Note each line where "SRMTID" appears, and copy it.

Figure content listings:
>>
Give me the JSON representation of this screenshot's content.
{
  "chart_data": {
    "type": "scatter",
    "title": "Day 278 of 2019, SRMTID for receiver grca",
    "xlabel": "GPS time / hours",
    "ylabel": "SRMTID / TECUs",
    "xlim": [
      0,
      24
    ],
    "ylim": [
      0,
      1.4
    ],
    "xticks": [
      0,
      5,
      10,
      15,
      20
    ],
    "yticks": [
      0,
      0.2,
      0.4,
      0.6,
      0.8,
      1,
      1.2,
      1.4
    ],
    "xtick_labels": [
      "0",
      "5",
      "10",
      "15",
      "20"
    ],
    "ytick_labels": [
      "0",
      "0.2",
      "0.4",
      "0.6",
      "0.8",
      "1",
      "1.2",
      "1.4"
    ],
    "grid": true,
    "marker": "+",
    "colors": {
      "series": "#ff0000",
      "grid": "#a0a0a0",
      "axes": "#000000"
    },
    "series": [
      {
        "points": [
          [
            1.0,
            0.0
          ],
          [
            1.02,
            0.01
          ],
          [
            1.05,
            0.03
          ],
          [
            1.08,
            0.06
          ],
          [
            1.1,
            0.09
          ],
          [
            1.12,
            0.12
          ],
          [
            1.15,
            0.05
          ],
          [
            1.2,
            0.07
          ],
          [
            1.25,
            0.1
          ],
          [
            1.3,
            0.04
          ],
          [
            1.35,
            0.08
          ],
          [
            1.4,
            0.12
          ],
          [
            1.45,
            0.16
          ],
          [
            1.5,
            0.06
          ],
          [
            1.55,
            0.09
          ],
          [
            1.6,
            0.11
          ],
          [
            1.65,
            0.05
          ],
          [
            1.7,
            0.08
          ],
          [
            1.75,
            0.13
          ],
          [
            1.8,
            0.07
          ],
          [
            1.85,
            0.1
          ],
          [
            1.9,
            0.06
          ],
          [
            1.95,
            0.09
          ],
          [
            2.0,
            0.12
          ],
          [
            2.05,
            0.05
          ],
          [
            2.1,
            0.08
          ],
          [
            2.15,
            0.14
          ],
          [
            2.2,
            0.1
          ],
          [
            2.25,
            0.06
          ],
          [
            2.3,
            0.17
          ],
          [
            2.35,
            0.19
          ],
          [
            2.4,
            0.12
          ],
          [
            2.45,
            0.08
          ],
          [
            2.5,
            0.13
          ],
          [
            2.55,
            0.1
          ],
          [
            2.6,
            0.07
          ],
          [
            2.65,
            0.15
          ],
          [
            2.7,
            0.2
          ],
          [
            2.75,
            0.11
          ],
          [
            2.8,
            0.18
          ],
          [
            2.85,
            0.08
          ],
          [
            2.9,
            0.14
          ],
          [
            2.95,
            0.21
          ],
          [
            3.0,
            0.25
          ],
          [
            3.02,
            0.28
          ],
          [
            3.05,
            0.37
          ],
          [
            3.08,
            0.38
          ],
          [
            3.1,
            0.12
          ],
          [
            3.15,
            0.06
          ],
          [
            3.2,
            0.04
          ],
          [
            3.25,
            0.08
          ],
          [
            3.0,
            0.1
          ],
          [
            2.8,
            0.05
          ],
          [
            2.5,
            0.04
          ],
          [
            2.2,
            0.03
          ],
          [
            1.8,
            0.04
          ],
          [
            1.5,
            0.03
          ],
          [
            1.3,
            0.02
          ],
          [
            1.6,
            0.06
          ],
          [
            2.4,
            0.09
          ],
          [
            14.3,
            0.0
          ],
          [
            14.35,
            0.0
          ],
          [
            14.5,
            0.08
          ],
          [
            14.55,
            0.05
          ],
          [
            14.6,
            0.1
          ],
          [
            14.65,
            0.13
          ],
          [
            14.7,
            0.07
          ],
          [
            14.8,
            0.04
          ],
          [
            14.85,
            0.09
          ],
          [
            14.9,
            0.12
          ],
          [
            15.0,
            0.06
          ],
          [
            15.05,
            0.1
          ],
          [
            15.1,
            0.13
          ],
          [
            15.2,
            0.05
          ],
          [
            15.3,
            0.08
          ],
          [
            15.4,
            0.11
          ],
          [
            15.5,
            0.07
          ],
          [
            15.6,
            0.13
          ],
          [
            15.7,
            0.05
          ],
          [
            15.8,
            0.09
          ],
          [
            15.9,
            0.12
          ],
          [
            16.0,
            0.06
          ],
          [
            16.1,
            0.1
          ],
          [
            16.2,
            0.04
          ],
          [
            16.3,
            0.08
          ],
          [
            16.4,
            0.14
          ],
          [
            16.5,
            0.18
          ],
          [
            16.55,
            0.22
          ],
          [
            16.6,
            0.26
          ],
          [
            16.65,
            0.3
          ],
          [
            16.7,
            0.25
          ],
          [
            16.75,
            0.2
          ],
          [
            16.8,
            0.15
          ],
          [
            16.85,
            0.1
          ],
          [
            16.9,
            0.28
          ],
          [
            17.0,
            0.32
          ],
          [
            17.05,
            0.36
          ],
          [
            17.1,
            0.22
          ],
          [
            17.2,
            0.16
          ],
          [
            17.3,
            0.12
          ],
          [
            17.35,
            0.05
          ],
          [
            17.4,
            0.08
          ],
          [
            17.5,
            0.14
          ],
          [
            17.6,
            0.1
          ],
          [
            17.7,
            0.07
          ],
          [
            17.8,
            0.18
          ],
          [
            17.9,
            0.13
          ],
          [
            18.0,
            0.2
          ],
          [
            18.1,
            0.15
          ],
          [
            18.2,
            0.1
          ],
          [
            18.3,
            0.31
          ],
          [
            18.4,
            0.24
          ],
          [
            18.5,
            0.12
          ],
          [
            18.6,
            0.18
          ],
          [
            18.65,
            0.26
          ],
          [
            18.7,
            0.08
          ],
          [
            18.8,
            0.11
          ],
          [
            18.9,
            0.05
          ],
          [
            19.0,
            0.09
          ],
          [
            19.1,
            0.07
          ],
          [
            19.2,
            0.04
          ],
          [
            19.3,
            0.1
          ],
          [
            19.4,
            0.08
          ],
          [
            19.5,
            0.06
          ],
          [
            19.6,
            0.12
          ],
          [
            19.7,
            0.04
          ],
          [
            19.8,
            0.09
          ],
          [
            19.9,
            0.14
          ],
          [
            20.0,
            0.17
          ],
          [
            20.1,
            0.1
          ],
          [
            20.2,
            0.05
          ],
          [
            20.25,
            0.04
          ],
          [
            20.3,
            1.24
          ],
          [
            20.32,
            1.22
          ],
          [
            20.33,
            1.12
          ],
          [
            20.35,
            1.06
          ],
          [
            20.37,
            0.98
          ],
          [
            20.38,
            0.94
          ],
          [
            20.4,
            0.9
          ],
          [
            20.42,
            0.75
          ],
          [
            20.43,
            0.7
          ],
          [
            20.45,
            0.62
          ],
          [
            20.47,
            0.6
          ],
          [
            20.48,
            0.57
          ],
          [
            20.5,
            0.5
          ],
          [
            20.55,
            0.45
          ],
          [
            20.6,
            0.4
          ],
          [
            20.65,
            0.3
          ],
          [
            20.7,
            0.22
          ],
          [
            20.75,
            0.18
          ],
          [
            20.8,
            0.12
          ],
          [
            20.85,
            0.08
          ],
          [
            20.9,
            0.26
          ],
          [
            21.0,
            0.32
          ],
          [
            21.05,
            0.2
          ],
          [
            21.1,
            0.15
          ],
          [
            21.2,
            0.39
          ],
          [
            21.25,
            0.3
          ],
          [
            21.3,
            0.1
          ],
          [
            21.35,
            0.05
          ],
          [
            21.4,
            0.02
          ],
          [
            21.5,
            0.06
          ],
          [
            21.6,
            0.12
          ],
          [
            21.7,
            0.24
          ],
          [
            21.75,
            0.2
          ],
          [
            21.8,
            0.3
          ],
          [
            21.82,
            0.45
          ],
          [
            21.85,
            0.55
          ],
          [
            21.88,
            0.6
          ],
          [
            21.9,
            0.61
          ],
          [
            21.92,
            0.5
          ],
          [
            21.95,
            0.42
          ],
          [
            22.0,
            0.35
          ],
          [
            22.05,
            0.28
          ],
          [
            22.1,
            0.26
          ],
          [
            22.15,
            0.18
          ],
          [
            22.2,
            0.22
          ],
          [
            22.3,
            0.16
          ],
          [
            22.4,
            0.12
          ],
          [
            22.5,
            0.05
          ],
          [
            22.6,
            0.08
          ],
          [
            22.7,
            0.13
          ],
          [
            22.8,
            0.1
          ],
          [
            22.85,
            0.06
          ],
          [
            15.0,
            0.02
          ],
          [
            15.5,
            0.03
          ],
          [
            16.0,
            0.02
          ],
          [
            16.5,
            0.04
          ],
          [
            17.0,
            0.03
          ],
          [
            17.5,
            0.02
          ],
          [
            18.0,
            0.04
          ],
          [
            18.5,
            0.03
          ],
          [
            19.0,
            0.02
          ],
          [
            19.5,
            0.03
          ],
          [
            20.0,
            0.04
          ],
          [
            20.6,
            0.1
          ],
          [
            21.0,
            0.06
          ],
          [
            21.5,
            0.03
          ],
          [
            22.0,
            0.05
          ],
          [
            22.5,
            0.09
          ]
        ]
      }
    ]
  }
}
<<
* Response for this exercise
    "title": "Day 278 of 2019, SRMTID for receiver grca",
    "ylabel": "SRMTID / TECUs",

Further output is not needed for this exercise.